**TASKS TO COMPLETE**
A) From the OpenTelemetry metrics rework post, list every feature that the author describes as still missing from the implementation.
B) Write the next part of the OpenTelemetry metrics rework post, picking up after its final sentence.

**SELECTED EXTRACT**
POC: OpenTelemetry metrics rework #3448

timwoj · 2023-11-09T20:32:31Z

This is a draft PR for a rework I’ve been working on of our telemetry subsystem. The intention for the PR is to discuss the current code structure and whether anything needs to change before finishing off the rest of the implementation.

The goal here is to move the telemetry code out of the Broker framework into a framework of its own, using OpenTelemetry as the underlying transport framework. The unit tests all pass but the btests are currently failing in a lot of places. The failures are mostly for common reasons (especially for histograms, the bucket comment below).

What’s implemented:

Basic family and instrument infrastructure. The existing instrument types are all there with minimal changes to the API for using them.
Script-level family and instrument API. This exists just as it does in the Broker version, with no changes.
Script-level collection API. This changes quite a bit, and will be described below.

What’s features are still missing:

A thread that reads process state (cpu, memory, etc) and reports it to prometheus. I would have liked to use OTel’s observable instruments for this but ran into some snags. The primary one is that each observable only ties to a single metric, so you’d need a separate observer thread for each of cpu, memory, and so on. This leads to having to read that system information multiple times, or having a separate tread to read it once on a timer and store it. At that point, there might as well just be a thread that reads it and sets non-observable instruments.
Aggregation of metric data to a single node. I could see this being implemented one of two ways. We could simply make each of the methods in the instrument classes (Counter, Gauge, and Histogram) write the current value to a topic whenever something changes. This could lead to a lot of extra event traffic though, and may not be terribly efficient. A second method would be to implement an OTel exporter, add it to a periodic metric reader, and have it export the values to the topic on a timer. We’d need to figure out how to set the values in the instruments directly, since the API OTel exposes only allows you to add to the value.
The endpoint attribute that is added to every metric in the Broker implementation is missing.

Some broken things in OTel:

Histogram buckets aren’t being set correctly. This is a known issue on OTel’s side, there’s an issue open, and we’re waiting for them to fix it.

**DATA RECORDS**
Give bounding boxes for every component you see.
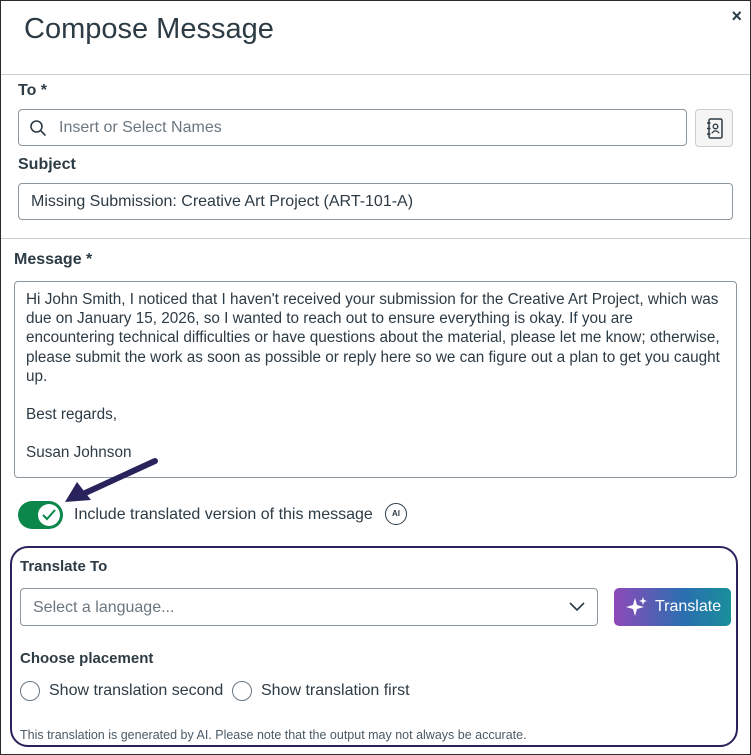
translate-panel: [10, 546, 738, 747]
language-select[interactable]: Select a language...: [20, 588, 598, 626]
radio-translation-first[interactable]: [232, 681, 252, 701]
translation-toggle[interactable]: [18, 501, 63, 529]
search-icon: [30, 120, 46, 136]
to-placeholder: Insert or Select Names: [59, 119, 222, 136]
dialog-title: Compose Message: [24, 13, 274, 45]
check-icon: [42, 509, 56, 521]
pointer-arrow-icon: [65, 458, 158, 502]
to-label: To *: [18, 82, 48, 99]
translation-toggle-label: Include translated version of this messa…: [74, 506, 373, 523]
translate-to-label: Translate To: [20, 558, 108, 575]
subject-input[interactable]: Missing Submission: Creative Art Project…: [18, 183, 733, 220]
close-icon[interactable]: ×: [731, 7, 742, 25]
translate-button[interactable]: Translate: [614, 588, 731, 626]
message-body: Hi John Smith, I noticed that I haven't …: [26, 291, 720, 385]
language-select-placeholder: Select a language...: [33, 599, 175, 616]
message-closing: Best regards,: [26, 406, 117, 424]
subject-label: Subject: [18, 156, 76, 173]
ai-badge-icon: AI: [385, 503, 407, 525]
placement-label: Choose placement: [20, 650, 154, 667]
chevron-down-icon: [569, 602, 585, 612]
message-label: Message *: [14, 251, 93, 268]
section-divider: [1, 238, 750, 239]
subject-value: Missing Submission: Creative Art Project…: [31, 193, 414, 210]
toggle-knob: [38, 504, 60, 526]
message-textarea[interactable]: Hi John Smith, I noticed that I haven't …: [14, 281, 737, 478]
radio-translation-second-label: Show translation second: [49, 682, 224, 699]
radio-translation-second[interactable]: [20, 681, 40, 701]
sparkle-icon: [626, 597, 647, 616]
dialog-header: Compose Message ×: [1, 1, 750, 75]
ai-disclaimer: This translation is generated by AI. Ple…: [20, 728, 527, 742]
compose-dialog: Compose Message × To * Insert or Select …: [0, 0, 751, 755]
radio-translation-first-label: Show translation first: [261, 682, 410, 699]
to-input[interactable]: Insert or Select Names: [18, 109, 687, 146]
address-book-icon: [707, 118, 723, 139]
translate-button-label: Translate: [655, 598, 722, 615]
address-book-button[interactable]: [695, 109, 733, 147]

* * *

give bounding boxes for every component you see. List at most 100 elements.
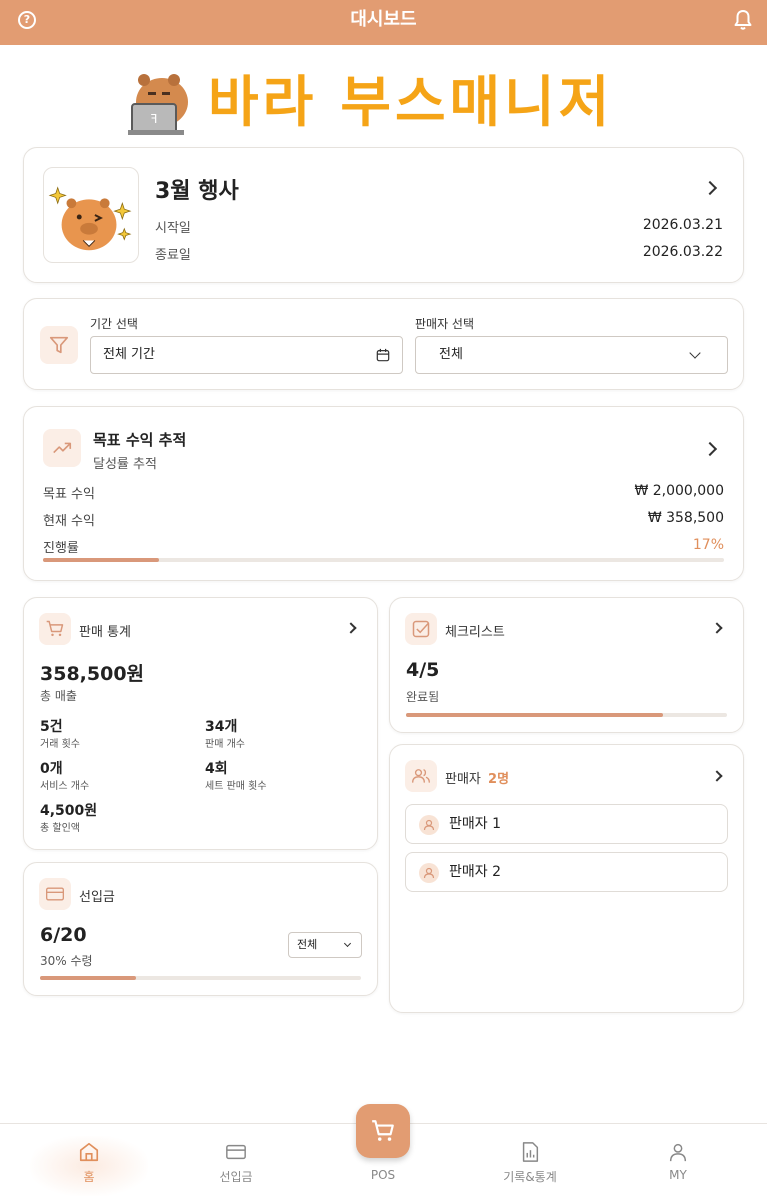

==

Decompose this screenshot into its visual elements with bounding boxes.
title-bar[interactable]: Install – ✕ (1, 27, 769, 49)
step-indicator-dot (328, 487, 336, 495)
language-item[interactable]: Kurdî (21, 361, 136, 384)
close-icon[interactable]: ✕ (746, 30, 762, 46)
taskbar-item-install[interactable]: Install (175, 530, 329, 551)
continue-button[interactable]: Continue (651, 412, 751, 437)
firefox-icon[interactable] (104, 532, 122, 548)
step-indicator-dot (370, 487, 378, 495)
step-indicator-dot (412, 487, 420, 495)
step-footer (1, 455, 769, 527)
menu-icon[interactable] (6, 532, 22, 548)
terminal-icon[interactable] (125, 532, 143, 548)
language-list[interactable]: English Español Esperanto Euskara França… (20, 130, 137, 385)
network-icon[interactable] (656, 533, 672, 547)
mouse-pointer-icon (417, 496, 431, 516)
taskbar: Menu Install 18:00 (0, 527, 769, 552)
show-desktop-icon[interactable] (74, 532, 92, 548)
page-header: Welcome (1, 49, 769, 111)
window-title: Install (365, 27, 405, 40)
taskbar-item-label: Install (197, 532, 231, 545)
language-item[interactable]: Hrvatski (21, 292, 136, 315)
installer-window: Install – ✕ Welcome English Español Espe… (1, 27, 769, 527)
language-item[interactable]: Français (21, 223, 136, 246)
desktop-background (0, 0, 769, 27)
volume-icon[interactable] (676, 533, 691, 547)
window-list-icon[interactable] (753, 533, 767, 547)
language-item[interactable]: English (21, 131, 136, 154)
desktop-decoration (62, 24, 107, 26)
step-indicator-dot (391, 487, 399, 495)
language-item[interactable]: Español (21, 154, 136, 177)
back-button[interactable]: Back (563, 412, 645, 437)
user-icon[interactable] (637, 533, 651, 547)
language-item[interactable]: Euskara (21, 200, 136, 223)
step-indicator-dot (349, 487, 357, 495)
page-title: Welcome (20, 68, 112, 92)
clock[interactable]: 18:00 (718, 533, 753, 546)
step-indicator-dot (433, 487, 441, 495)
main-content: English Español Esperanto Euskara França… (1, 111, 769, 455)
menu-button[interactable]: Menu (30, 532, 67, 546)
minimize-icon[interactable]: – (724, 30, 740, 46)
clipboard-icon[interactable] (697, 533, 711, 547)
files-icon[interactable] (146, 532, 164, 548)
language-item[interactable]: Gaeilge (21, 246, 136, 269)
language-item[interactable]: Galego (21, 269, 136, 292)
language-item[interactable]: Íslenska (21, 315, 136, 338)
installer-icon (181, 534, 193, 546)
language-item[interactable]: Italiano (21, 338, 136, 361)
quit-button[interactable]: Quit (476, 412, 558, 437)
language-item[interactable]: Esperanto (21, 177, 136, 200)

**WRITTEN ANSWERS**
A)
- A thread that reads process state (cpu, memory, etc.) and reports it to Prometheus.
- Aggregation of metric data to a single node.
- The endpoint attribute that the Broker implementation adds to every metric.

B)
OTel doesn’t handle the kSum aggregation type correctly when it comes to their Prometheus exporter, so it doesn’t set the _total suffix on the metric name before exporting. This is already fixed in an open PR that will hopefully land before the next OTel release.
OTel doesn’t handle blank unit values correctly in the Prometheus exporter and always appends the underscore. This is also fixed in the same PR as above. We’re handling both of these two on our side already, but the workaround could be removed once it’s fixed upstream.

API Changes and proposed changes:

All of the objects stored by the telemetry framework changed to std::shared_ptrs, including the data passed to OpaqueVals for script land. This required a few changes around the rest of the code base, but nothing really significant.
The script-level collection API changes from multiple C++ methods to a single method. Previously we would collect a list of metrics that match a filter, return them back to the BIF, then for each of those collect a RecordVal for the data and store them in a VectorVal in the BIF itself. This changes to a single method you can call in the manager that returns the VectorVal containing all of the matching records directly instead of the intermediate step.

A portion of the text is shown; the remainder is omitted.